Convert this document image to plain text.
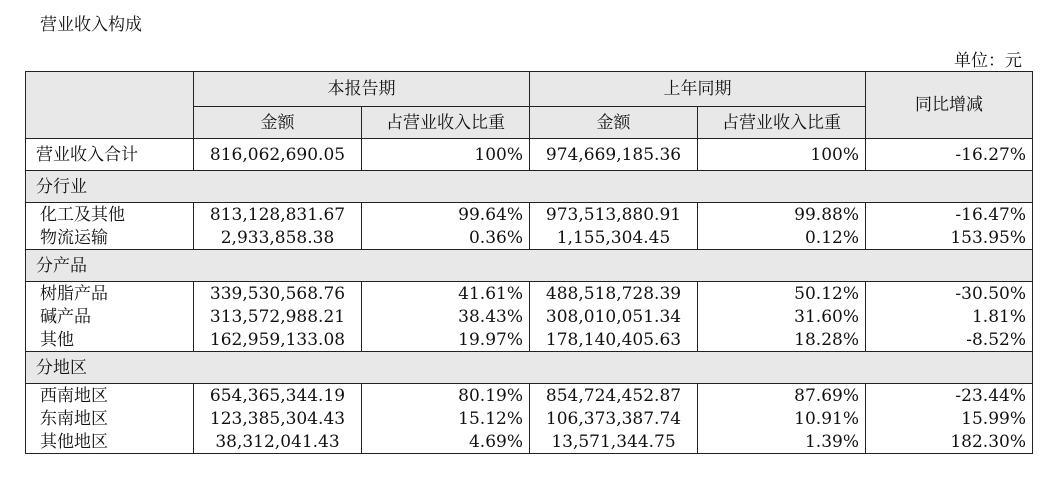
营业收入构成
单位：元
	本报告期		上年同期		同比增减
	金额	占营业收入比重	金额	占营业收入比重	
营业收入合计	816,062,690.05	100%	974,669,185.36	100%	-16.27%
分行业					
化工及其他	813,128,831.67	99.64%	973,513,880.91	99.88%	-16.47%
物流运输	2,933,858.38	0.36%	1,155,304.45	0.12%	153.95%
分产品					
树脂产品	339,530,568.76	41.61%	488,518,728.39	50.12%	-30.50%
碱产品	313,572,988.21	38.43%	308,010,051.34	31.60%	1.81%
其他	162,959,133.08	19.97%	178,140,405.63	18.28%	-8.52%
分地区					
西南地区	654,365,344.19	80.19%	854,724,452.87	87.69%	-23.44%
东南地区	123,385,304.43	15.12%	106,373,387.74	10.91%	15.99%
其他地区	38,312,041.43	4.69%	13,571,344.75	1.39%	182.30%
•••
• _What is required_:
Every record is to be reproduced exactly, with no pictures included.

• _The result_:
Convert this document image to plain text.
营业收入构成
单位：元
	本报告期		上年同期		同比增减
	金额	占营业收入比重	金额	占营业收入比重	
营业收入合计	816,062,690.05	100%	974,669,185.36	100%	-16.27%
分行业					
化工及其他	813,128,831.67	99.64%	973,513,880.91	99.88%	-16.47%
物流运输	2,933,858.38	0.36%	1,155,304.45	0.12%	153.95%
分产品					
树脂产品	339,530,568.76	41.61%	488,518,728.39	50.12%	-30.50%
碱产品	313,572,988.21	38.43%	308,010,051.34	31.60%	1.81%
其他	162,959,133.08	19.97%	178,140,405.63	18.28%	-8.52%
分地区					
西南地区	654,365,344.19	80.19%	854,724,452.87	87.69%	-23.44%
东南地区	123,385,304.43	15.12%	106,373,387.74	10.91%	15.99%
其他地区	38,312,041.43	4.69%	13,571,344.75	1.39%	182.30%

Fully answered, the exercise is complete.